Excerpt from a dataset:
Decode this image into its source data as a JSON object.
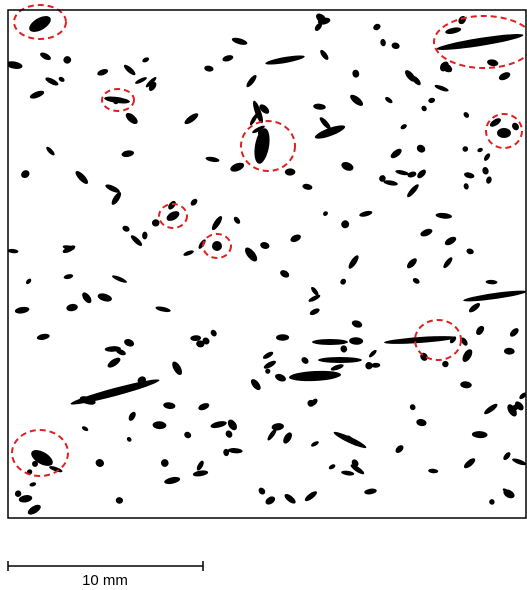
{
  "scale_bar": {
    "label": "10 mm"
  }
}
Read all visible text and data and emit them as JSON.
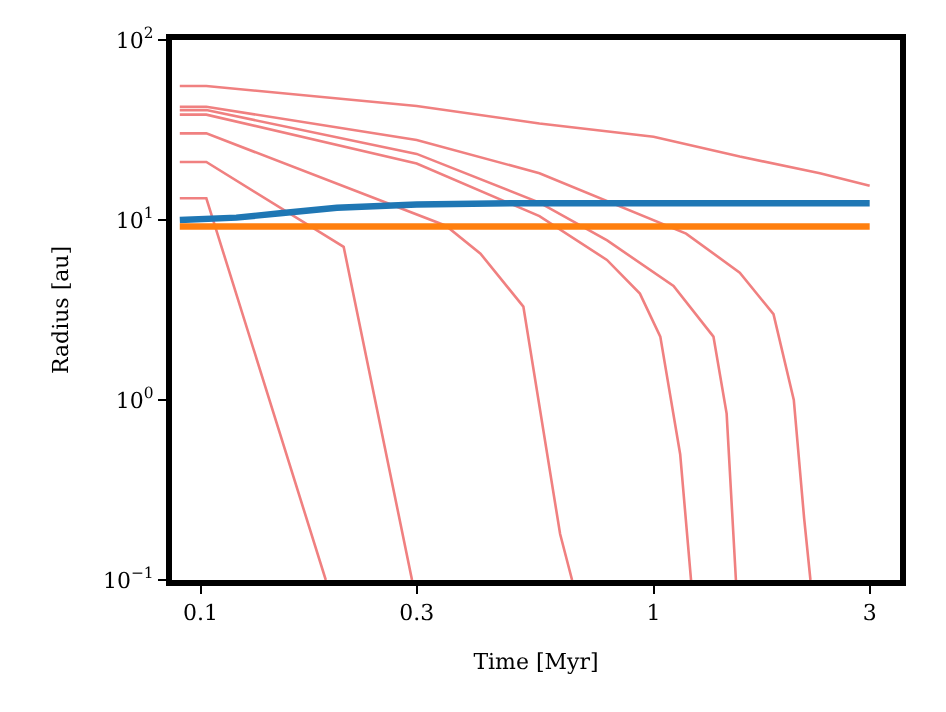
{
  "chart_data": {
    "type": "line",
    "xlabel": "Time [Myr]",
    "ylabel": "Radius [au]",
    "log": "xy",
    "marker": "none",
    "line_style": "solid",
    "xlim": [
      0.0865,
      3.5
    ],
    "xticks": [
      0.1,
      0.3,
      1,
      3
    ],
    "ylim": [
      0.1,
      100
    ],
    "yticks": [
      {
        "value": 0.1,
        "label": "10$^{−1}$"
      },
      {
        "value": 1,
        "label": "10$^{0}$"
      },
      {
        "value": 10,
        "label": "10$^{1}$"
      },
      {
        "value": 100,
        "label": "10$^{2}$"
      }
    ],
    "series": [
      {
        "color": "#f08080",
        "x": [
          0.09,
          0.103,
          0.3,
          0.56,
          1.0,
          1.55,
          2.33,
          3.0
        ],
        "values": [
          55.5,
          55.5,
          43,
          34.4,
          29,
          22.5,
          18.2,
          15.5
        ]
      },
      {
        "color": "#f08080",
        "x": [
          0.09,
          0.103,
          0.3,
          0.56,
          1.18,
          1.55,
          1.84,
          2.04,
          2.15,
          2.22
        ],
        "values": [
          42.6,
          42.6,
          27.8,
          18.2,
          8.4,
          5.1,
          3.0,
          1.0,
          0.22,
          0.1
        ]
      },
      {
        "color": "#f08080",
        "x": [
          0.09,
          0.103,
          0.3,
          0.56,
          0.79,
          1.107,
          1.356,
          1.45,
          1.52
        ],
        "values": [
          40.8,
          40.8,
          23.3,
          12.5,
          7.7,
          4.3,
          2.25,
          0.84,
          0.1
        ]
      },
      {
        "color": "#f08080",
        "x": [
          0.09,
          0.103,
          0.3,
          0.56,
          0.789,
          0.933,
          1.035,
          1.145,
          1.21
        ],
        "values": [
          38.5,
          38.5,
          20.6,
          10.5,
          6.0,
          3.9,
          2.25,
          0.5,
          0.1
        ]
      },
      {
        "color": "#f08080",
        "x": [
          0.09,
          0.103,
          0.348,
          0.415,
          0.516,
          0.622,
          0.661
        ],
        "values": [
          30.3,
          30.3,
          9.3,
          6.5,
          3.3,
          0.18,
          0.1
        ]
      },
      {
        "color": "#f08080",
        "x": [
          0.09,
          0.103,
          0.207,
          0.293
        ],
        "values": [
          21,
          21,
          7.1,
          0.1
        ]
      },
      {
        "color": "#f08080",
        "x": [
          0.09,
          0.103,
          0.189
        ],
        "values": [
          13.2,
          13.2,
          0.1
        ]
      },
      {
        "color": "#1f77b4",
        "x": [
          0.09,
          0.12,
          0.15,
          0.2,
          0.3,
          0.5,
          3.0
        ],
        "values": [
          10,
          10.3,
          10.9,
          11.7,
          12.2,
          12.4,
          12.4
        ]
      },
      {
        "color": "#ff7f0e",
        "x": [
          0.09,
          3.0
        ],
        "values": [
          9.2,
          9.2
        ]
      }
    ]
  }
}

> **Job**:
In the records above, locate the lines holding the word "JSON". Copy each of them.

> **Reply to the exercise**:
Decode this image into its source data as a JSON object.
Read all visible text and data and emit them as JSON.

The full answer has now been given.